Your goal →
Only the pictures are left out: repeat the rest of the entries exactly.

Source data →
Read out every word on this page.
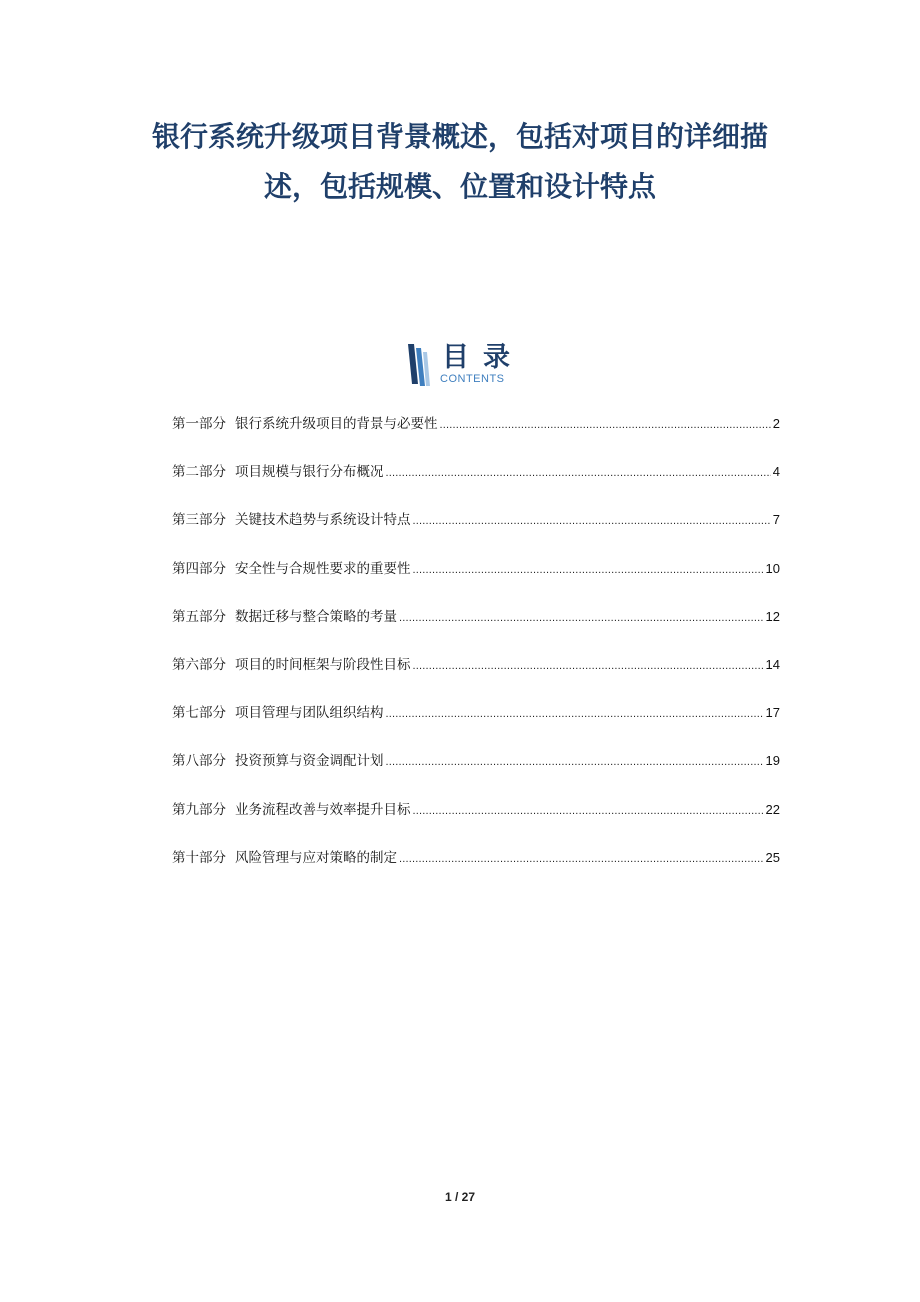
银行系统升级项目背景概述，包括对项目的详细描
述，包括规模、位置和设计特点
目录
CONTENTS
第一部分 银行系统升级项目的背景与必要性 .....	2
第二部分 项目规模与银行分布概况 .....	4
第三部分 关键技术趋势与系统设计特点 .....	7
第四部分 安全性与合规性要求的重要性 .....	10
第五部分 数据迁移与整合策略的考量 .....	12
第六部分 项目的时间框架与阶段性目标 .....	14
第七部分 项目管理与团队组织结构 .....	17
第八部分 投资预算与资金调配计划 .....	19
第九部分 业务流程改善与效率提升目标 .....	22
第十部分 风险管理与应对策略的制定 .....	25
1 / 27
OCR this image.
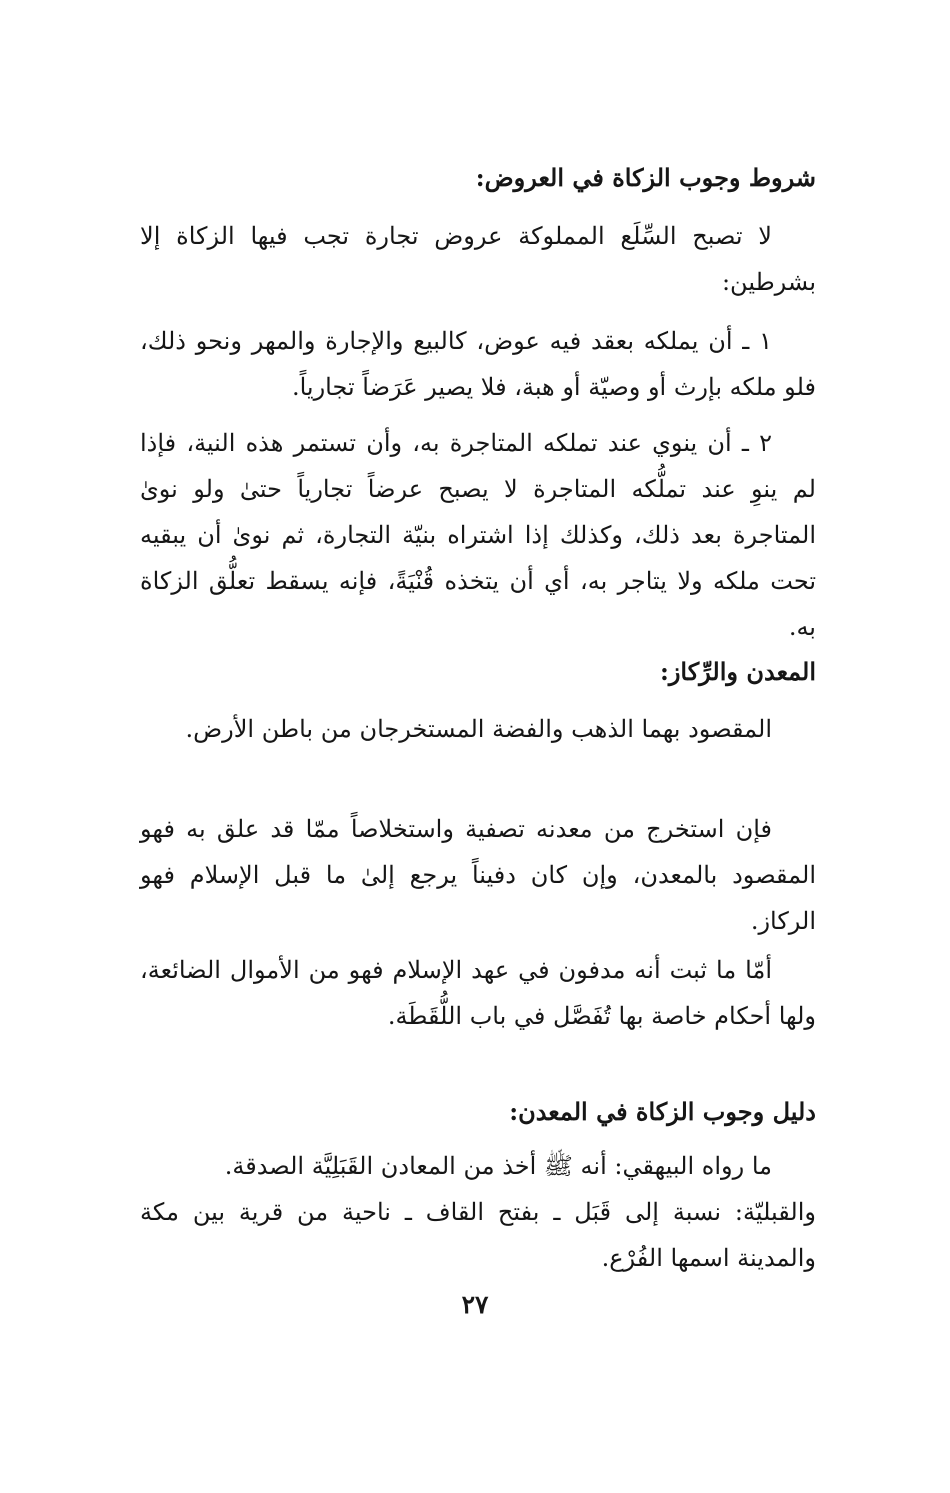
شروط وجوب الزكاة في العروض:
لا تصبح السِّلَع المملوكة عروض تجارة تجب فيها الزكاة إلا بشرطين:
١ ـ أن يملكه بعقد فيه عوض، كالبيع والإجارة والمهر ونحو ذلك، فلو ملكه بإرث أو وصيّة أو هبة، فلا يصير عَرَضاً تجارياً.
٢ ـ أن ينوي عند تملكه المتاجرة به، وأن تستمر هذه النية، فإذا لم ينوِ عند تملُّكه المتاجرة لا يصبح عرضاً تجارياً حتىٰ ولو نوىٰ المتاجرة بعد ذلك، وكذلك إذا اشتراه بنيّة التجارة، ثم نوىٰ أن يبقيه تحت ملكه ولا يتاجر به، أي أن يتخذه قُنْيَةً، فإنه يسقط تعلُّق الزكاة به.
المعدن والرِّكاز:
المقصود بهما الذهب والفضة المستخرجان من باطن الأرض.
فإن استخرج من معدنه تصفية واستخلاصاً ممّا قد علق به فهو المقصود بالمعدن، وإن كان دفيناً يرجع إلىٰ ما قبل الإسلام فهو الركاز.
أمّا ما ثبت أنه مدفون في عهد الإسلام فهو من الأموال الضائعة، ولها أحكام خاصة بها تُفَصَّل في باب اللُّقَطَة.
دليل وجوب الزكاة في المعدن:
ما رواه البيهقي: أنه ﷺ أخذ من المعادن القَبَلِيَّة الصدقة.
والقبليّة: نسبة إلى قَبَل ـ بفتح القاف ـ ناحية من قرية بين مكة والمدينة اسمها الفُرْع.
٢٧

Reply →
Read out every word on this page.
银行系统升级项目背景概述，包括对项目的详细描
述，包括规模、位置和设计特点
目录
CONTENTS
第一部分 银行系统升级项目的背景与必要性 .....	2
第二部分 项目规模与银行分布概况 .....	4
第三部分 关键技术趋势与系统设计特点 .....	7
第四部分 安全性与合规性要求的重要性 .....	10
第五部分 数据迁移与整合策略的考量 .....	12
第六部分 项目的时间框架与阶段性目标 .....	14
第七部分 项目管理与团队组织结构 .....	17
第八部分 投资预算与资金调配计划 .....	19
第九部分 业务流程改善与效率提升目标 .....	22
第十部分 风险管理与应对策略的制定 .....	25
1 / 27
OCR this image.
شروط وجوب الزكاة في العروض:
لا تصبح السِّلَع المملوكة عروض تجارة تجب فيها الزكاة إلا بشرطين:
١ ـ أن يملكه بعقد فيه عوض، كالبيع والإجارة والمهر ونحو ذلك، فلو ملكه بإرث أو وصيّة أو هبة، فلا يصير عَرَضاً تجارياً.
٢ ـ أن ينوي عند تملكه المتاجرة به، وأن تستمر هذه النية، فإذا لم ينوِ عند تملُّكه المتاجرة لا يصبح عرضاً تجارياً حتىٰ ولو نوىٰ المتاجرة بعد ذلك، وكذلك إذا اشتراه بنيّة التجارة، ثم نوىٰ أن يبقيه تحت ملكه ولا يتاجر به، أي أن يتخذه قُنْيَةً، فإنه يسقط تعلُّق الزكاة به.
المعدن والرِّكاز:
المقصود بهما الذهب والفضة المستخرجان من باطن الأرض.
فإن استخرج من معدنه تصفية واستخلاصاً ممّا قد علق به فهو المقصود بالمعدن، وإن كان دفيناً يرجع إلىٰ ما قبل الإسلام فهو الركاز.
أمّا ما ثبت أنه مدفون في عهد الإسلام فهو من الأموال الضائعة، ولها أحكام خاصة بها تُفَصَّل في باب اللُّقَطَة.
دليل وجوب الزكاة في المعدن:
ما رواه البيهقي: أنه ﷺ أخذ من المعادن القَبَلِيَّة الصدقة.
والقبليّة: نسبة إلى قَبَل ـ بفتح القاف ـ ناحية من قرية بين مكة والمدينة اسمها الفُرْع.
٢٧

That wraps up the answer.